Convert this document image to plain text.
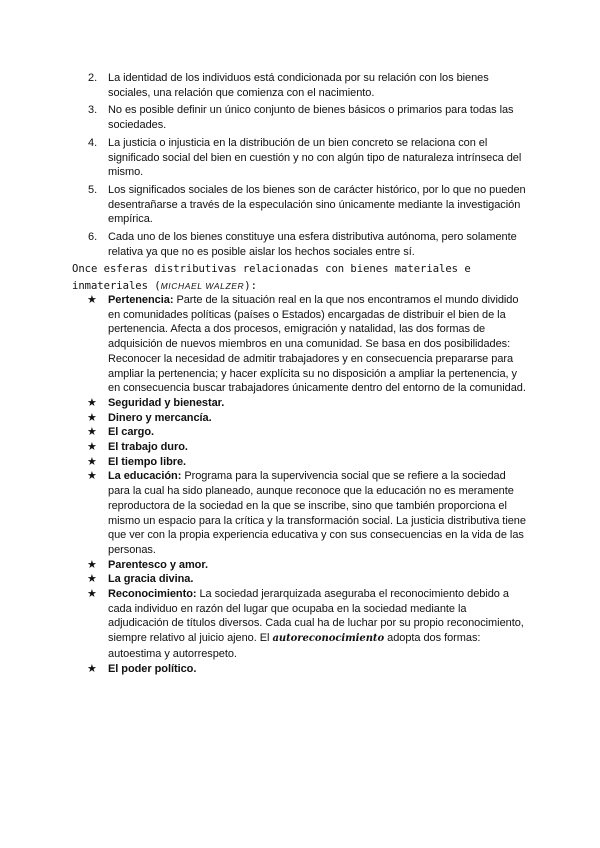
2. La identidad de los individuos está condicionada por su relación con los bienes sociales, una relación que comienza con el nacimiento.
3. No es posible definir un único conjunto de bienes básicos o primarios para todas las sociedades.
4. La justicia o injusticia en la distribución de un bien concreto se relaciona con el significado social del bien en cuestión y no con algún tipo de naturaleza intrínseca del mismo.
5. Los significados sociales de los bienes son de carácter histórico, por lo que no pueden desentrañarse a través de la especulación sino únicamente mediante la investigación empírica.
6. Cada uno de los bienes constituye una esfera distributiva autónoma, pero solamente relativa ya que no es posible aislar los hechos sociales entre sí.
Once esferas distributivas relacionadas con bienes materiales e inmateriales (MICHAEL WALZER):
★	Pertenencia: Parte de la situación real en la que nos encontramos el mundo dividido en comunidades políticas (países o Estados) encargadas de distribuir el bien de la pertenencia. Afecta a dos procesos, emigración y natalidad, las dos formas de adquisición de nuevos miembros en una comunidad. Se basa en dos posibilidades: Reconocer la necesidad de admitir trabajadores y en consecuencia prepararse para ampliar la pertenencia; y hacer explícita su no disposición a ampliar la pertenencia, y en consecuencia buscar trabajadores únicamente dentro del entorno de la comunidad.
★	Seguridad y bienestar.
★	Dinero y mercancía.
★	El cargo.
★	El trabajo duro.
★	El tiempo libre.
★	La educación: Programa para la supervivencia social que se refiere a la sociedad para la cual ha sido planeado, aunque reconoce que la educación no es meramente reproductora de la sociedad en la que se inscribe, sino que también proporciona el mismo un espacio para la crítica y la transformación social. La justicia distributiva tiene que ver con la propia experiencia educativa y con sus consecuencias en la vida de las personas.
★	Parentesco y amor.
★	La gracia divina.
★	Reconocimiento: La sociedad jerarquizada aseguraba el reconocimiento debido a cada individuo en razón del lugar que ocupaba en la sociedad mediante la adjudicación de títulos diversos. Cada cual ha de luchar por su propio reconocimiento, siempre relativo al juicio ajeno. El autoreconocimiento adopta dos formas: autoestima y autorrespeto.
★	El poder político.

TASK PROMPT: Report each line in the data that holds the word "mismo".

RESULT OF THE TASK:
4. La justicia o injusticia en la distribución de un bien concreto se relaciona con el significado social del bien en cuestión y no con algún tipo de naturaleza intrínseca del mismo.
★	La educación: Programa para la supervivencia social que se refiere a la sociedad para la cual ha sido planeado, aunque reconoce que la educación no es meramente reproductora de la sociedad en la que se inscribe, sino que también proporciona el mismo un espacio para la crítica y la transformación social. La justicia distributiva tiene que ver con la propia experiencia educativa y con sus consecuencias en la vida de las personas.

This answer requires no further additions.